Dataset records:
<<<<
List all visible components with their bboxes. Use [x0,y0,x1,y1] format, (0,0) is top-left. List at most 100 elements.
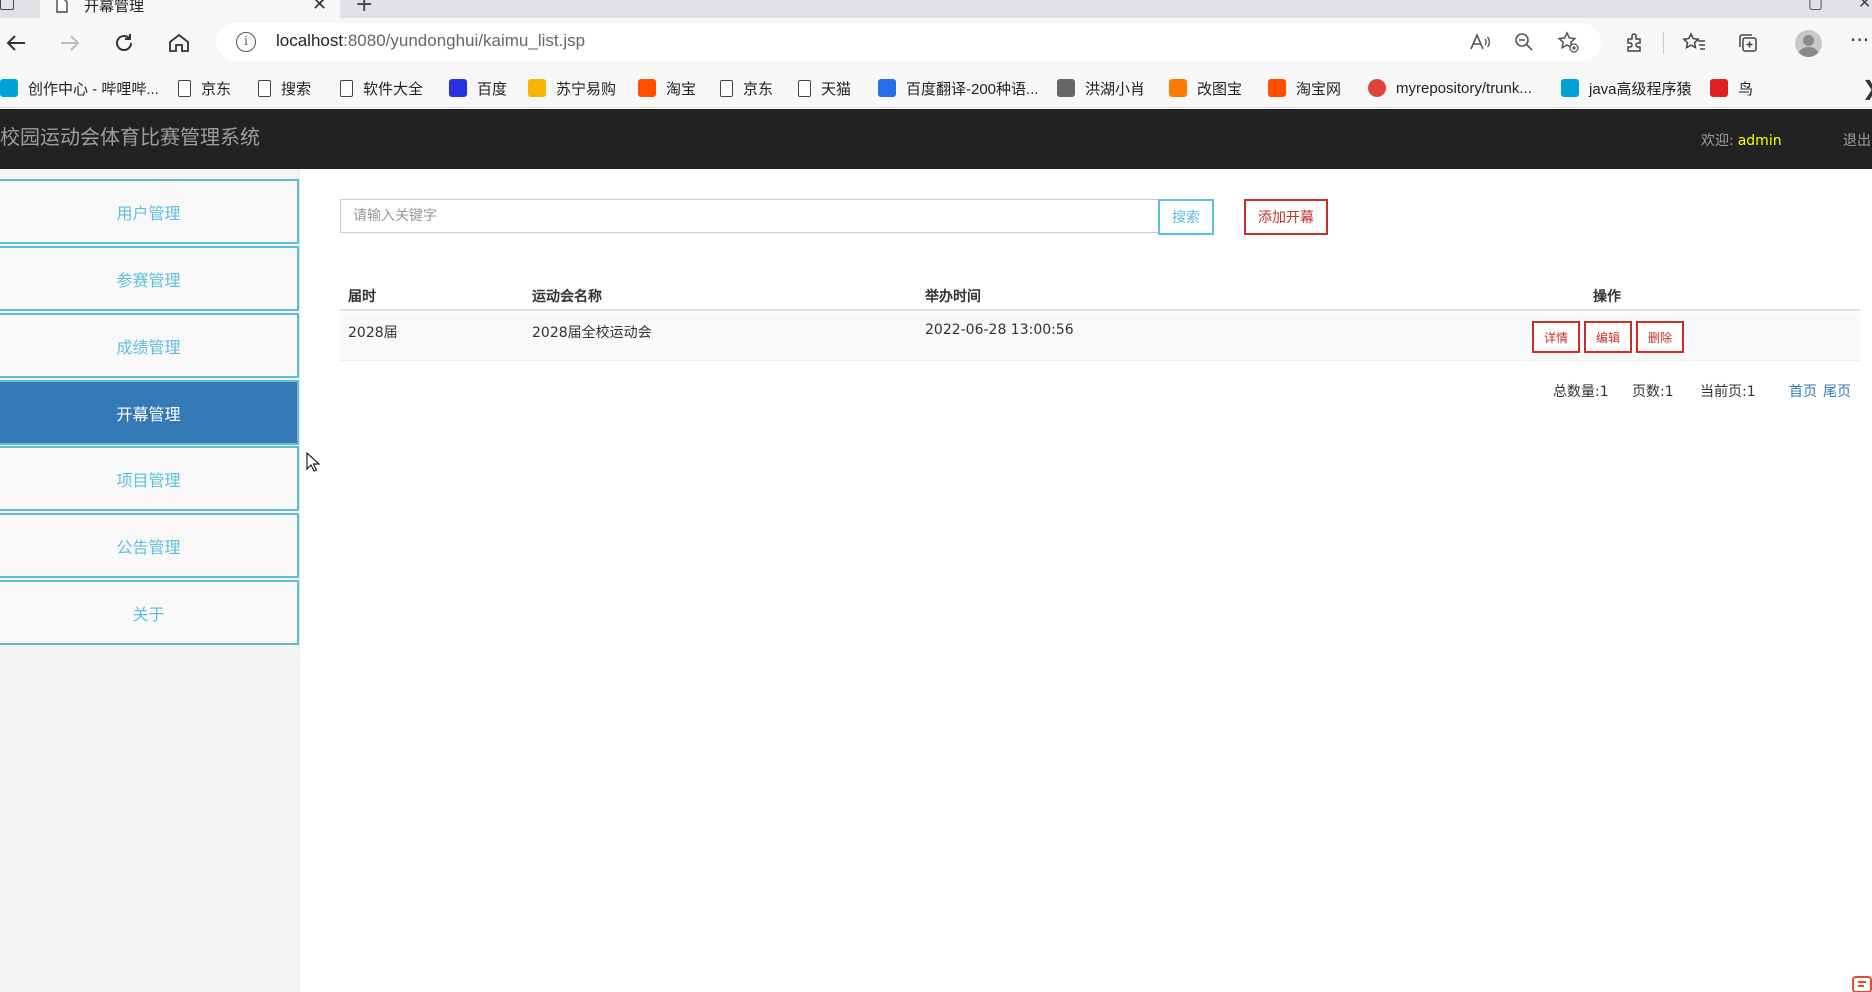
close-tab-icon[interactable]: ✕ [312,0,327,15]
back-button[interactable] [2,29,30,57]
bookmark-label: 淘宝 [666,80,697,98]
home-icon [169,33,189,52]
table-header: 届时 运动会名称 举办时间 操作 [340,277,1860,311]
bookmark-item[interactable]: 搜索 [258,76,311,100]
bookmark-item[interactable]: 淘宝 [638,76,696,100]
cell-session: 2028届 [348,325,398,341]
pager-pages: 页数:1 [1632,384,1674,400]
pager-last-link[interactable]: 尾页 [1823,381,1851,401]
welcome-label: 欢迎: [1701,133,1734,149]
mouse-cursor-icon [306,452,320,472]
menu-more-icon[interactable]: ··· [1850,28,1869,52]
bookmark-label: 软件大全 [363,80,424,98]
taobao-icon [1268,79,1286,97]
forward-arrow-icon [61,35,80,51]
new-tab-button[interactable]: + [355,0,373,17]
cell-time: 2022-06-28 13:00:56 [925,322,1074,338]
bookmark-item[interactable]: 软件大全 [340,76,423,100]
bookmark-item[interactable]: 改图宝 [1169,76,1242,100]
search-button[interactable]: 搜索 [1158,199,1214,235]
sidebar-item-participant-management[interactable]: 参赛管理 [0,246,299,311]
bookmark-item[interactable]: java高级程序猿 [1561,76,1692,100]
translate-icon [878,79,896,97]
bookmark-item[interactable]: 淘宝网 [1268,76,1341,100]
restore-window-icon[interactable]: ▢ [1808,0,1823,12]
browser-toolbar: i localhost:8080/yundonghui/kaimu_list.j… [0,18,1872,68]
bookmark-item[interactable]: myrepository/trunk... [1368,76,1532,100]
bookmark-label: 百度 [477,80,508,98]
bookmark-label: 鸟 [1738,80,1754,98]
edit-button[interactable]: 编辑 [1584,321,1632,353]
welcome-text: 欢迎: admin [1701,130,1782,150]
profile-avatar-icon[interactable] [1795,30,1822,57]
bilibili-icon [1561,79,1579,97]
bookmark-item[interactable]: 京东 [720,76,773,100]
add-favorite-icon[interactable] [1556,31,1580,53]
taobao-icon [638,79,656,97]
logout-link[interactable]: 退出 [1843,130,1871,150]
forward-button[interactable] [56,29,84,57]
bookmark-item[interactable]: 洪湖小肖 [1057,76,1145,100]
bookmarks-bar: 创作中心 - 哔哩哔... 京东 搜索 软件大全 百度 苏宁易购 淘宝 京东 天猫 百度翻译-20… [0,68,1872,108]
username: admin [1737,133,1782,149]
page-icon [178,79,191,97]
bookmark-label: 搜索 [281,80,312,98]
bookmark-item[interactable]: 鸟 [1710,76,1753,100]
sidebar-item-user-management[interactable]: 用户管理 [0,179,299,244]
url-host: localhost [276,31,344,50]
bookmark-label: java高级程序猿 [1589,80,1692,98]
opening-table: 届时 运动会名称 举办时间 操作 [340,277,1860,311]
more-bookmarks-icon[interactable]: ❯ [1862,76,1872,100]
sidebar: 用户管理 参赛管理 成绩管理 开幕管理 项目管理 公告管理 关于 [0,169,300,992]
bird-icon [1057,79,1075,97]
bilibili-icon [0,79,18,97]
sidebar-item-opening-management[interactable]: 开幕管理 [0,380,299,445]
sidebar-item-event-management[interactable]: 项目管理 [0,446,299,511]
bookmark-label: 天猫 [821,80,852,98]
add-opening-button[interactable]: 添加开幕 [1244,199,1328,235]
read-aloud-icon[interactable] [1468,31,1492,53]
collections-icon[interactable] [1735,30,1761,56]
address-bar[interactable]: i localhost:8080/yundonghui/kaimu_list.j… [216,23,1601,61]
bird-red-icon [1710,79,1728,97]
cell-name: 2028届全校运动会 [532,325,652,341]
bookmark-item[interactable]: 京东 [178,76,231,100]
gaitubao-icon [1169,79,1187,97]
app-brand[interactable]: 校园运动会体育比赛管理系统 [0,121,260,150]
baidu-icon [449,79,467,97]
sidebar-item-score-management[interactable]: 成绩管理 [0,313,299,378]
sidebar-item-notice-management[interactable]: 公告管理 [0,513,299,578]
site-info-icon[interactable]: i [236,32,256,52]
bookmark-item[interactable]: 百度 [449,76,507,100]
bookmark-item[interactable]: 天猫 [798,76,851,100]
tab-actions-icon[interactable] [0,0,14,10]
home-button[interactable] [165,29,193,57]
toolbar-divider [1663,32,1664,54]
url-text: localhost:8080/yundonghui/kaimu_list.jsp [276,31,585,51]
favorites-icon[interactable] [1681,30,1707,56]
zoom-out-icon[interactable] [1512,31,1536,53]
search-input[interactable] [340,199,1160,233]
pager-first-link[interactable]: 首页 [1789,381,1817,401]
header-time: 举办时间 [925,289,981,305]
header-name: 运动会名称 [532,289,602,305]
page-icon [798,79,811,97]
bookmark-item[interactable]: 苏宁易购 [528,76,616,100]
tab-title: 开幕管理 [84,0,145,15]
browser-tab[interactable]: 开幕管理 ✕ [40,0,340,18]
bookmark-item[interactable]: 百度翻译-200种语... [878,76,1039,100]
back-arrow-icon [6,35,25,51]
bookmark-label: 京东 [201,80,232,98]
reload-button[interactable] [110,29,138,57]
suning-icon [528,79,546,97]
delete-button[interactable]: 删除 [1636,321,1684,353]
bookmark-label: 改图宝 [1197,80,1243,98]
bookmark-item[interactable]: 创作中心 - 哔哩哔... [0,76,159,100]
extensions-icon[interactable] [1622,30,1648,56]
url-path: :8080/yundonghui/kaimu_list.jsp [343,31,586,50]
bookmark-label: 淘宝网 [1296,80,1342,98]
sidebar-item-about[interactable]: 关于 [0,580,299,645]
detail-button[interactable]: 详情 [1532,321,1580,353]
close-window-icon[interactable]: ✕ [1858,0,1871,12]
page-icon [720,79,733,97]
>>>>
Aim: Repeat the listing above word for word, line by line, but leave out the picture.

The output:
List all visible components with their bboxes. Use [x0,y0,x1,y1] format, (0,0) is top-left. List at most 100 elements.
close-tab-icon[interactable]: ✕ [312,0,327,15]
back-button[interactable] [2,29,30,57]
bookmark-label: 淘宝 [666,80,697,98]
home-icon [169,33,189,52]
table-header: 届时 运动会名称 举办时间 操作 [340,277,1860,311]
bookmark-item[interactable]: 搜索 [258,76,311,100]
bookmark-item[interactable]: 淘宝 [638,76,696,100]
cell-session: 2028届 [348,325,398,341]
pager-pages: 页数:1 [1632,384,1674,400]
pager-last-link[interactable]: 尾页 [1823,381,1851,401]
welcome-label: 欢迎: [1701,133,1734,149]
mouse-cursor-icon [306,452,320,472]
menu-more-icon[interactable]: ··· [1850,28,1869,52]
bookmark-label: 软件大全 [363,80,424,98]
taobao-icon [1268,79,1286,97]
forward-arrow-icon [61,35,80,51]
new-tab-button[interactable]: + [355,0,373,17]
cell-time: 2022-06-28 13:00:56 [925,322,1074,338]
bookmark-item[interactable]: 软件大全 [340,76,423,100]
bookmark-item[interactable]: 改图宝 [1169,76,1242,100]
search-button[interactable]: 搜索 [1158,199,1214,235]
sidebar-item-participant-management[interactable]: 参赛管理 [0,246,299,311]
bookmark-item[interactable]: java高级程序猿 [1561,76,1692,100]
translate-icon [878,79,896,97]
bookmark-item[interactable]: 淘宝网 [1268,76,1341,100]
restore-window-icon[interactable]: ▢ [1808,0,1823,12]
browser-toolbar: i localhost:8080/yundonghui/kaimu_list.j… [0,18,1872,68]
bookmark-item[interactable]: myrepository/trunk... [1368,76,1532,100]
bookmark-label: 百度 [477,80,508,98]
bookmark-label: 鸟 [1738,80,1754,98]
edit-button[interactable]: 编辑 [1584,321,1632,353]
welcome-text: 欢迎: admin [1701,130,1782,150]
profile-avatar-icon[interactable] [1795,30,1822,57]
bilibili-icon [1561,79,1579,97]
bookmark-item[interactable]: 京东 [720,76,773,100]
add-favorite-icon[interactable] [1556,31,1580,53]
taobao-icon [638,79,656,97]
logout-link[interactable]: 退出 [1843,130,1871,150]
forward-button[interactable] [56,29,84,57]
bookmark-item[interactable]: 洪湖小肖 [1057,76,1145,100]
bookmarks-bar: 创作中心 - 哔哩哔... 京东 搜索 软件大全 百度 苏宁易购 淘宝 京东 天猫 百度翻译-20… [0,68,1872,108]
username: admin [1737,133,1782,149]
page-icon [178,79,191,97]
bookmark-label: 搜索 [281,80,312,98]
bookmark-item[interactable]: 鸟 [1710,76,1753,100]
sidebar-item-user-management[interactable]: 用户管理 [0,179,299,244]
url-host: localhost [276,31,344,50]
bookmark-label: java高级程序猿 [1589,80,1692,98]
opening-table: 届时 运动会名称 举办时间 操作 [340,277,1860,311]
more-bookmarks-icon[interactable]: ❯ [1862,76,1872,100]
sidebar: 用户管理 参赛管理 成绩管理 开幕管理 项目管理 公告管理 关于 [0,169,300,992]
bird-icon [1057,79,1075,97]
bilibili-icon [0,79,18,97]
sidebar-item-opening-management[interactable]: 开幕管理 [0,380,299,445]
sidebar-item-event-management[interactable]: 项目管理 [0,446,299,511]
bookmark-label: 天猫 [821,80,852,98]
add-opening-button[interactable]: 添加开幕 [1244,199,1328,235]
read-aloud-icon[interactable] [1468,31,1492,53]
collections-icon[interactable] [1735,30,1761,56]
address-bar[interactable]: i localhost:8080/yundonghui/kaimu_list.j… [216,23,1601,61]
bird-red-icon [1710,79,1728,97]
cell-name: 2028届全校运动会 [532,325,652,341]
bookmark-item[interactable]: 京东 [178,76,231,100]
gaitubao-icon [1169,79,1187,97]
app-brand[interactable]: 校园运动会体育比赛管理系统 [0,121,260,150]
baidu-icon [449,79,467,97]
sidebar-item-score-management[interactable]: 成绩管理 [0,313,299,378]
sidebar-item-notice-management[interactable]: 公告管理 [0,513,299,578]
site-info-icon[interactable]: i [236,32,256,52]
bookmark-item[interactable]: 百度 [449,76,507,100]
bookmark-item[interactable]: 天猫 [798,76,851,100]
tab-actions-icon[interactable] [0,0,14,10]
home-button[interactable] [165,29,193,57]
toolbar-divider [1663,32,1664,54]
url-text: localhost:8080/yundonghui/kaimu_list.jsp [276,31,585,51]
favorites-icon[interactable] [1681,30,1707,56]
zoom-out-icon[interactable] [1512,31,1536,53]
search-input[interactable] [340,199,1160,233]
pager-first-link[interactable]: 首页 [1789,381,1817,401]
header-time: 举办时间 [925,289,981,305]
header-name: 运动会名称 [532,289,602,305]
page-icon [798,79,811,97]
bookmark-item[interactable]: 苏宁易购 [528,76,616,100]
tab-title: 开幕管理 [84,0,145,15]
browser-tab[interactable]: 开幕管理 ✕ [40,0,340,18]
bookmark-item[interactable]: 百度翻译-200种语... [878,76,1039,100]
back-arrow-icon [6,35,25,51]
bookmark-label: 京东 [201,80,232,98]
reload-button[interactable] [110,29,138,57]
suning-icon [528,79,546,97]
delete-button[interactable]: 删除 [1636,321,1684,353]
bookmark-label: 改图宝 [1197,80,1243,98]
bookmark-item[interactable]: 创作中心 - 哔哩哔... [0,76,159,100]
extensions-icon[interactable] [1622,30,1648,56]
url-path: :8080/yundonghui/kaimu_list.jsp [343,31,586,50]
bookmark-label: 淘宝网 [1296,80,1342,98]
sidebar-item-about[interactable]: 关于 [0,580,299,645]
detail-button[interactable]: 详情 [1532,321,1580,353]
close-window-icon[interactable]: ✕ [1858,0,1871,12]
page-icon [720,79,733,97]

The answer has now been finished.